*Instructions to follow*
Report how many lines in the records below contain the word "using". Give only the number.

Dataset items
"""
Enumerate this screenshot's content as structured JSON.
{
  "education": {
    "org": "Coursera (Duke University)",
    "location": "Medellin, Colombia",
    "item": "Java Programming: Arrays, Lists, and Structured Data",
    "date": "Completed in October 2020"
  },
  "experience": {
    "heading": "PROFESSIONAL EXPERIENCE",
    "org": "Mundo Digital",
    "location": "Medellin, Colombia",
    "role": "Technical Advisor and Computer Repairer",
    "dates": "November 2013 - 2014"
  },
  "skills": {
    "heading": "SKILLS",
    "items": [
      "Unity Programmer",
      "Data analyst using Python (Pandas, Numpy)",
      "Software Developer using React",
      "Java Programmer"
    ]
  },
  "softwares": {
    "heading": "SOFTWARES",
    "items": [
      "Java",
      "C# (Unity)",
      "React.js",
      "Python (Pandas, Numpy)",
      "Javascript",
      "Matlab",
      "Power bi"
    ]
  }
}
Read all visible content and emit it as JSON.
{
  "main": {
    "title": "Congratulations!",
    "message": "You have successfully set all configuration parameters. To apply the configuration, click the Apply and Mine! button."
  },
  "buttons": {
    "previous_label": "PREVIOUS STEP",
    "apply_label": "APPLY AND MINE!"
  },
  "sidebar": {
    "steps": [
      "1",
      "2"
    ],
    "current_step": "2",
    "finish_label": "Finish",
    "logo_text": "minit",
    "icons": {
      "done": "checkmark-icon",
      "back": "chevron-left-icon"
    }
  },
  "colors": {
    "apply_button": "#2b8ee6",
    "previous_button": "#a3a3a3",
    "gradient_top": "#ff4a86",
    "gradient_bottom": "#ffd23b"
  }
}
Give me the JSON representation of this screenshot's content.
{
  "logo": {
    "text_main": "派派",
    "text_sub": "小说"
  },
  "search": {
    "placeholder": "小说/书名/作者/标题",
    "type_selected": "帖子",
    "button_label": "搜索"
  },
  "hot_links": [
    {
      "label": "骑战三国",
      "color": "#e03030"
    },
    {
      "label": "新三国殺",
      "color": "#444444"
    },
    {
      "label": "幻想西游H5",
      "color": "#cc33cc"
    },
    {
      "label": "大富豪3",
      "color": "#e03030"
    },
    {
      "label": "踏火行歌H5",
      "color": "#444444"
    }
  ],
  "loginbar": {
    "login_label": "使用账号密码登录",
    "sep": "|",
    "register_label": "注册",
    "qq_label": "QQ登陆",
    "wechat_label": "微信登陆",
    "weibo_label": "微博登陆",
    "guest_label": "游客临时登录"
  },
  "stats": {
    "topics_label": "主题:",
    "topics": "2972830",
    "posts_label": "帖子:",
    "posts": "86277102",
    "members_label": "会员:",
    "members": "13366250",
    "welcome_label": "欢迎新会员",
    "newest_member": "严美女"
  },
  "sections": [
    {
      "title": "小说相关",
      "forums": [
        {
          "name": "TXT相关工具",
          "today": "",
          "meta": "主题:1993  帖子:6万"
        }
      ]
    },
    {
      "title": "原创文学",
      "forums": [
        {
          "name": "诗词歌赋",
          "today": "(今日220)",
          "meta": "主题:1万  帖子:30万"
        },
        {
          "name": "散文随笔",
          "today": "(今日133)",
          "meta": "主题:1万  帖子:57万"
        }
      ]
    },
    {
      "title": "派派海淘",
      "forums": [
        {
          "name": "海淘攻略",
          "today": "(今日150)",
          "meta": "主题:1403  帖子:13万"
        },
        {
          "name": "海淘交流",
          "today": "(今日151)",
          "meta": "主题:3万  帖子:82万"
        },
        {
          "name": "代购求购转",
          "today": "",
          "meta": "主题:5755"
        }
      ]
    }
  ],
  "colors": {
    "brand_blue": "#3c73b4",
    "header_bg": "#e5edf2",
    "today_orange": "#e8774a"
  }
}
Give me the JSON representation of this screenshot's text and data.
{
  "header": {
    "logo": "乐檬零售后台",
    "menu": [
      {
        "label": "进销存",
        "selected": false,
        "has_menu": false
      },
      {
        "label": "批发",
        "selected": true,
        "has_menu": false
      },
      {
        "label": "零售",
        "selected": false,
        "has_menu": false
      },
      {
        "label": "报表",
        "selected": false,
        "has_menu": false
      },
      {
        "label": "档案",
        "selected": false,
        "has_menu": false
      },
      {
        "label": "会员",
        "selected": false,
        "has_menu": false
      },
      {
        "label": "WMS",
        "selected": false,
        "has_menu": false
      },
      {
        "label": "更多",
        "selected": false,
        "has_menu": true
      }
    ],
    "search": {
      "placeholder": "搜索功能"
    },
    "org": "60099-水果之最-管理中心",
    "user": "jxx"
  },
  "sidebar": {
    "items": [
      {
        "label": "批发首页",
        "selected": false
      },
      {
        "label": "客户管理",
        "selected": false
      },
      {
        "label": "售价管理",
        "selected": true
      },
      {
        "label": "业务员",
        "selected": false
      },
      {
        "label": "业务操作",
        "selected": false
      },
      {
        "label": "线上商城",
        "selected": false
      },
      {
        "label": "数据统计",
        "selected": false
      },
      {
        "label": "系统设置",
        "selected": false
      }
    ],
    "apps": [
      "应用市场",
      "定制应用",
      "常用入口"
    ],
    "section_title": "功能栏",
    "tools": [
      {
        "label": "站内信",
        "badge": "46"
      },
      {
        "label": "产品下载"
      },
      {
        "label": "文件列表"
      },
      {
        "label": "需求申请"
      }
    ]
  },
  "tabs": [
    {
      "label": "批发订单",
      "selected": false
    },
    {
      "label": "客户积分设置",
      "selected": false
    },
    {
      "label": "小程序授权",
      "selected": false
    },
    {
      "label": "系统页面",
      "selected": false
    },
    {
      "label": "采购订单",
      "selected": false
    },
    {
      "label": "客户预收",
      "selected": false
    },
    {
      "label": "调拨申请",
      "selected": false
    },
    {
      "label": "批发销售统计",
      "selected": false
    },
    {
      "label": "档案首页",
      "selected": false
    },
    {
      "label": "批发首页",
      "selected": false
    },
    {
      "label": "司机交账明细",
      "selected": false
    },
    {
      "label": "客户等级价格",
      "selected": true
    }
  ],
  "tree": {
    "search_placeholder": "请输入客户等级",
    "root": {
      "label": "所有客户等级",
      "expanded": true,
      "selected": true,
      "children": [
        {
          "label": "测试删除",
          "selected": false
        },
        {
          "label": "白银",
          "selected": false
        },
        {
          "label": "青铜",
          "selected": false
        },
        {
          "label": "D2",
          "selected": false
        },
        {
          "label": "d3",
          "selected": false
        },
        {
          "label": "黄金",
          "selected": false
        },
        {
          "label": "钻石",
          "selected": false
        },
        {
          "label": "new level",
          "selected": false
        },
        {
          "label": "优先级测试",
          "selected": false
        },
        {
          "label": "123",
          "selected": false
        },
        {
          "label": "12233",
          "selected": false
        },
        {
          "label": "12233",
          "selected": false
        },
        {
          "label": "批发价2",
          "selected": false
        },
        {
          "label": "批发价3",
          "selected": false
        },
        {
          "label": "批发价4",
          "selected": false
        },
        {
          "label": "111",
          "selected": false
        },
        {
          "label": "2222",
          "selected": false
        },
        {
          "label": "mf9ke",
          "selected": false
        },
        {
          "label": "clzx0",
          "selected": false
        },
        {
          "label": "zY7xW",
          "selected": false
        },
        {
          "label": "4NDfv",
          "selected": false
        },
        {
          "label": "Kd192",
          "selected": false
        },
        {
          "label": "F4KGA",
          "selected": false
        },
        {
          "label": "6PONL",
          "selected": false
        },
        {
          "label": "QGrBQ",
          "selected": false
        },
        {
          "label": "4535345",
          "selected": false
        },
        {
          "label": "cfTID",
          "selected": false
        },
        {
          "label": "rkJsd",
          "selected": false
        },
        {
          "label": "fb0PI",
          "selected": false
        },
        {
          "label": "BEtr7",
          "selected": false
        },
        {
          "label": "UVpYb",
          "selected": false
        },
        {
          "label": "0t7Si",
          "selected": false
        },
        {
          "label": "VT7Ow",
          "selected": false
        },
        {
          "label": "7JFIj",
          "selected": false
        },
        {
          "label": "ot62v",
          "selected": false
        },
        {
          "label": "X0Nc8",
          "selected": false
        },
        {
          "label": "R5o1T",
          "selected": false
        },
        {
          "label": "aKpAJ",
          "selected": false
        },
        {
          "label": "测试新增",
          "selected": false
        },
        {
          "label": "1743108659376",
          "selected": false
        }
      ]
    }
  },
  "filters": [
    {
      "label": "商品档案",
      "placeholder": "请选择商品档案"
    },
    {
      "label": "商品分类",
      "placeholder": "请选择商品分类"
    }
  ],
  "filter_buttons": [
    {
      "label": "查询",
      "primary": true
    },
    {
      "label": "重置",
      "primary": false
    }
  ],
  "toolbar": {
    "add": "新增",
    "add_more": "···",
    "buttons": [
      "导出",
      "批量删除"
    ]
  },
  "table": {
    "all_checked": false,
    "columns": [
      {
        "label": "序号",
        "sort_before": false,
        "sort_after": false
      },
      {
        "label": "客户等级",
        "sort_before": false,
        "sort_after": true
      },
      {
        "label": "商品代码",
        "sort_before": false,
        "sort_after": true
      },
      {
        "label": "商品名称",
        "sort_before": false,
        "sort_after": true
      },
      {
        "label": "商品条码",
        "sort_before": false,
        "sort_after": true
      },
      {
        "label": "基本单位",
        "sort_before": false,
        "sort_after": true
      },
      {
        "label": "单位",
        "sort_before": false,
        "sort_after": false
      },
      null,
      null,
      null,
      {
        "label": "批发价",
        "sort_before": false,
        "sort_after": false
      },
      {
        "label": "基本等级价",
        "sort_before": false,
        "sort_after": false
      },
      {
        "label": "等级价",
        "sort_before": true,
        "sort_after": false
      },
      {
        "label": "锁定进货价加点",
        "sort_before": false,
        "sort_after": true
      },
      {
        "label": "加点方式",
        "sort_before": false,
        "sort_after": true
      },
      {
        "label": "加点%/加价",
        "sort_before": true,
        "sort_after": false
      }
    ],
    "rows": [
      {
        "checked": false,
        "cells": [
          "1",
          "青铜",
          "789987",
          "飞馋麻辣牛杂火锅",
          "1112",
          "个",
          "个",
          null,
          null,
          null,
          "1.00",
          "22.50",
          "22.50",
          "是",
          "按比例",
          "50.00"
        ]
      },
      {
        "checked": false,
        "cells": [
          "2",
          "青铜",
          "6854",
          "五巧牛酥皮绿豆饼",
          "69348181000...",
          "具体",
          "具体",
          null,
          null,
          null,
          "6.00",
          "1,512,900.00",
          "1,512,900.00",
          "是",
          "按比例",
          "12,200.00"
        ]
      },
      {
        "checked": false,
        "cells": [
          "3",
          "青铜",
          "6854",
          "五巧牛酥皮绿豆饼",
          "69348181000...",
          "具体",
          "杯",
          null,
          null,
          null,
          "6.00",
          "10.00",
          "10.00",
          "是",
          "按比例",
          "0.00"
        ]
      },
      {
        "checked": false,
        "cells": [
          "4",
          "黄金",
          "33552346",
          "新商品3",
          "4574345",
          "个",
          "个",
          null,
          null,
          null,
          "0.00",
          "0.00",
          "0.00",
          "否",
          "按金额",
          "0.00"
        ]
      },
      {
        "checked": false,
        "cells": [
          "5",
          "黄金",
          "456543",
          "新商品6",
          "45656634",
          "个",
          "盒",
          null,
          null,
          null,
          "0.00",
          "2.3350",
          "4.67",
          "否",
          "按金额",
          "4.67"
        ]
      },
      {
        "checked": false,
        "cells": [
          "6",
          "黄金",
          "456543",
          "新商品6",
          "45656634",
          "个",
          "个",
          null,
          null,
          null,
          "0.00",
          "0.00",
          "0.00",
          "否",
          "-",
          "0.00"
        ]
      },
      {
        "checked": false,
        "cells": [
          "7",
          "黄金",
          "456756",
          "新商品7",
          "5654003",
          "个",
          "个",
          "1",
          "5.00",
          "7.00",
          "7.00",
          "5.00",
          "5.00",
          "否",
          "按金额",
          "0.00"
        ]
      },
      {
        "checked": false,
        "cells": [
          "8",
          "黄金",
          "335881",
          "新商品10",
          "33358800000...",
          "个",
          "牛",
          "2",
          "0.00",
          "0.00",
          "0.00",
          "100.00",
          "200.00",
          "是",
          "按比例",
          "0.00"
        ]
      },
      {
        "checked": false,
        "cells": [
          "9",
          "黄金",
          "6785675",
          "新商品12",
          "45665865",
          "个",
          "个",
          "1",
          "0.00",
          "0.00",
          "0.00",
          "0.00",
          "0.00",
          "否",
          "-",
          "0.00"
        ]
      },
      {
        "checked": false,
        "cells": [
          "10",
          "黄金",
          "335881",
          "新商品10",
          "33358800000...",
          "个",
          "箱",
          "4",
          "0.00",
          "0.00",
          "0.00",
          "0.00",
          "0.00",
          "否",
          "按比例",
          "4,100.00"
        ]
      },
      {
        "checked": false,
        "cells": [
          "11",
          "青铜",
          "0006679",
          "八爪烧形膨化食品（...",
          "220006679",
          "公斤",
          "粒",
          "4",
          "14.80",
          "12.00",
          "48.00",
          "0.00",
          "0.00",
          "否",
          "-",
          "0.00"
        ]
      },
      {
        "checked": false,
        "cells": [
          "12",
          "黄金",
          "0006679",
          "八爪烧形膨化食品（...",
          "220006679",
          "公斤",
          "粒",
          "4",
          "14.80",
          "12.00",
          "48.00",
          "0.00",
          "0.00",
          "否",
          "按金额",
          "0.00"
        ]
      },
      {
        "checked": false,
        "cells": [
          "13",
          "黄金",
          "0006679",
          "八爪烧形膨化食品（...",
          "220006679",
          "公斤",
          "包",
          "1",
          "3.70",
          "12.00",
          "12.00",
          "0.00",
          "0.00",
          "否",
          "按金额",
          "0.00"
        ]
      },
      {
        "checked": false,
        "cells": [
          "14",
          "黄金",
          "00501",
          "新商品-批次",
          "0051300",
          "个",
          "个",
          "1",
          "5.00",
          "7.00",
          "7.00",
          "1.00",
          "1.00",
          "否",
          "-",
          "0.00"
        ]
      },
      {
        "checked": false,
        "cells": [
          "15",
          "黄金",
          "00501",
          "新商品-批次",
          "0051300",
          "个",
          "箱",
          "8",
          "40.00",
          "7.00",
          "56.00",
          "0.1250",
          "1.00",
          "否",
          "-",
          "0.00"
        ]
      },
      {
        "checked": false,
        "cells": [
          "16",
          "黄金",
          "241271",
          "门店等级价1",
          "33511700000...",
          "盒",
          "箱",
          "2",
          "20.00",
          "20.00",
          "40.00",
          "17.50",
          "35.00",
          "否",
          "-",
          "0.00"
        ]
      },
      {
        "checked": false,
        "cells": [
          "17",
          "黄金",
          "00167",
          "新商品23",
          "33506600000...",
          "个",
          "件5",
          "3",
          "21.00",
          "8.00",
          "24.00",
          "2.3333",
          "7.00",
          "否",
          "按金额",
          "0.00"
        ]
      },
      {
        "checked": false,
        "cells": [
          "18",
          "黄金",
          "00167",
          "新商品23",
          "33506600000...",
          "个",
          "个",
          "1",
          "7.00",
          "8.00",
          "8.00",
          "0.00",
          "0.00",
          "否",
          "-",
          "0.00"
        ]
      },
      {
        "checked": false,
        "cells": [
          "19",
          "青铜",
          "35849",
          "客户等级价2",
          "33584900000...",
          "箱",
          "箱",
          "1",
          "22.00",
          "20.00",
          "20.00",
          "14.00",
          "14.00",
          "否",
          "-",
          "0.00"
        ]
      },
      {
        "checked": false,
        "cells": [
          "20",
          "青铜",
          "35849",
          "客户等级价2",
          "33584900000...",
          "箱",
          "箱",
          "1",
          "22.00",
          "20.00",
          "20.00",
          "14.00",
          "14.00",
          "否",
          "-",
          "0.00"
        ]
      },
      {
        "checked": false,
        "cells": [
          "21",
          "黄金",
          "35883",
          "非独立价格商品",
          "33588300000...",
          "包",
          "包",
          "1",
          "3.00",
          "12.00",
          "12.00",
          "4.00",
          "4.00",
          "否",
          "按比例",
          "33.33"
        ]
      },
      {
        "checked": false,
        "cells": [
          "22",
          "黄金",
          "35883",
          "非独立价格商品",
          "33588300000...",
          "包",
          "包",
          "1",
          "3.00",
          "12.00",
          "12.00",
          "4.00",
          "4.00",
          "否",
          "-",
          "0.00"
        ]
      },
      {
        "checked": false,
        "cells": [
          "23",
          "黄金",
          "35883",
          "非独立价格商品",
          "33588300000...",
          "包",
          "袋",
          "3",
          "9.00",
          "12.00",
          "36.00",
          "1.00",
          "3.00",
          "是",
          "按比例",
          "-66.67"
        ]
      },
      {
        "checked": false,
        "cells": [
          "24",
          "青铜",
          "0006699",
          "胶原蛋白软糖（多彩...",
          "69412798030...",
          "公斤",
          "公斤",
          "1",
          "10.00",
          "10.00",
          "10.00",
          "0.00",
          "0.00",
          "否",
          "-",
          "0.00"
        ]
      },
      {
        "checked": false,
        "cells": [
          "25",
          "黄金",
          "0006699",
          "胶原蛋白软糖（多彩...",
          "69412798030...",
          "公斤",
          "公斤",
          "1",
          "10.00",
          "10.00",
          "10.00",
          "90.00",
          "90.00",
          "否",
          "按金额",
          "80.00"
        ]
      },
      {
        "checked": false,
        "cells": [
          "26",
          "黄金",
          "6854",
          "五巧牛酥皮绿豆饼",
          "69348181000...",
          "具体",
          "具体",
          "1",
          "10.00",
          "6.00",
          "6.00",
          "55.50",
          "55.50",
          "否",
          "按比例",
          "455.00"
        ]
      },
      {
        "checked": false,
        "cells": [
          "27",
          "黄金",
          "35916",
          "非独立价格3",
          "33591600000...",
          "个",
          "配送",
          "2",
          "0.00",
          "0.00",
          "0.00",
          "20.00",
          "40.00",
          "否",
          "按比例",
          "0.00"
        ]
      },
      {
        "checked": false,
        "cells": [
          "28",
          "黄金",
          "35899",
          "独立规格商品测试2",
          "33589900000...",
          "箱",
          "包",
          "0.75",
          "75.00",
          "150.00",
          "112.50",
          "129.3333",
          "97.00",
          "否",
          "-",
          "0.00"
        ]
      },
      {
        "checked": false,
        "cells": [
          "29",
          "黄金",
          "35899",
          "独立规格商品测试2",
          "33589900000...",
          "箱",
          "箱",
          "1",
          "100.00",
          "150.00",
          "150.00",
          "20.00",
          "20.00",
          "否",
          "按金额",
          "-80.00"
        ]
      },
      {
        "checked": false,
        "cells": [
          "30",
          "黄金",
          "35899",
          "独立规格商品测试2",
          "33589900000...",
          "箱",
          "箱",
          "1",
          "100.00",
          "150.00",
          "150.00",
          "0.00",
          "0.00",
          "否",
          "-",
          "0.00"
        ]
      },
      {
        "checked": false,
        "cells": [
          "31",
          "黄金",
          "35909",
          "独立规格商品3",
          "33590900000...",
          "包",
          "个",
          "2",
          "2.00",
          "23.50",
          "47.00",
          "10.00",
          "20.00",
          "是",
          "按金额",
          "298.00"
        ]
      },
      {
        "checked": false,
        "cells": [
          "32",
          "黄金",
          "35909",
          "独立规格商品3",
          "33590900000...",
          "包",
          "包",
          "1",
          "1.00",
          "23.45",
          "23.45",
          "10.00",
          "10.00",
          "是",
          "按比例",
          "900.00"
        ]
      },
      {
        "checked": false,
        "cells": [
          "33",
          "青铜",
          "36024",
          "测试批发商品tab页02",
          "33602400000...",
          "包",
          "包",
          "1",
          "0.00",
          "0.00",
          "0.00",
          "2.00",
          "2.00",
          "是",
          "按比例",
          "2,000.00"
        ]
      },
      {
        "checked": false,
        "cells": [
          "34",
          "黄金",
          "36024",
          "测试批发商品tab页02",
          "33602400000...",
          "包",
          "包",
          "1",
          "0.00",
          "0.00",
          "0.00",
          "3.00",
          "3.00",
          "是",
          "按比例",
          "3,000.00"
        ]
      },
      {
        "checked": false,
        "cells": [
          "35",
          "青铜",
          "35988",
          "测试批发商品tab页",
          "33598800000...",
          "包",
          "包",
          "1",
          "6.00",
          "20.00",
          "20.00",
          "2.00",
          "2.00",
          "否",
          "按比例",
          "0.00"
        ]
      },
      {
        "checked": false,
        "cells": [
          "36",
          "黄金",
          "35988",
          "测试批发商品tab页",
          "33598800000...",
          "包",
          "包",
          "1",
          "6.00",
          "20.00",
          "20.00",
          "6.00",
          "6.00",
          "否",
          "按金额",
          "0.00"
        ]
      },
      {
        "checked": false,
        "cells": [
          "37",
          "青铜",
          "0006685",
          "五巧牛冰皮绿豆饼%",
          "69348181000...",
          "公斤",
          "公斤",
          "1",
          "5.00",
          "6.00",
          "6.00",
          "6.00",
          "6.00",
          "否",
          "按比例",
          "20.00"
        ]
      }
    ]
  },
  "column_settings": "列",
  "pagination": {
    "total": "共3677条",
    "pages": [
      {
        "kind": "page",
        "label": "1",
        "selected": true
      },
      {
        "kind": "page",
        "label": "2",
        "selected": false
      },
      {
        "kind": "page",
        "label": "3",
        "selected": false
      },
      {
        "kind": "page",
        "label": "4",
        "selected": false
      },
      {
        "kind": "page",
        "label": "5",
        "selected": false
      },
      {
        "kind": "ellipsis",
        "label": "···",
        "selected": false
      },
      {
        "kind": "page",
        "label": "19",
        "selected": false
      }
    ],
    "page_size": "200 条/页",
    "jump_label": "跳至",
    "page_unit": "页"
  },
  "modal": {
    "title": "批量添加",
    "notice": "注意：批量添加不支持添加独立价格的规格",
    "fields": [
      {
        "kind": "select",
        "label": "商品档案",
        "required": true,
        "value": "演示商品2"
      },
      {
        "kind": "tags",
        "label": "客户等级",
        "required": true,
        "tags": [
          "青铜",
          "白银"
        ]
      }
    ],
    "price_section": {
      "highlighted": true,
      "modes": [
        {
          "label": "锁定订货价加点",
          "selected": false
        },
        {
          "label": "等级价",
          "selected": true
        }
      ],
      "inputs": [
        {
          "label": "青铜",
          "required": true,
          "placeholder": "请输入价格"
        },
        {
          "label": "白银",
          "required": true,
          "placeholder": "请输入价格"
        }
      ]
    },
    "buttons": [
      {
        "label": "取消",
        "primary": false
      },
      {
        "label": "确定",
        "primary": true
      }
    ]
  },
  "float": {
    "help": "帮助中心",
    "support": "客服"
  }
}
"""
*Final result*
2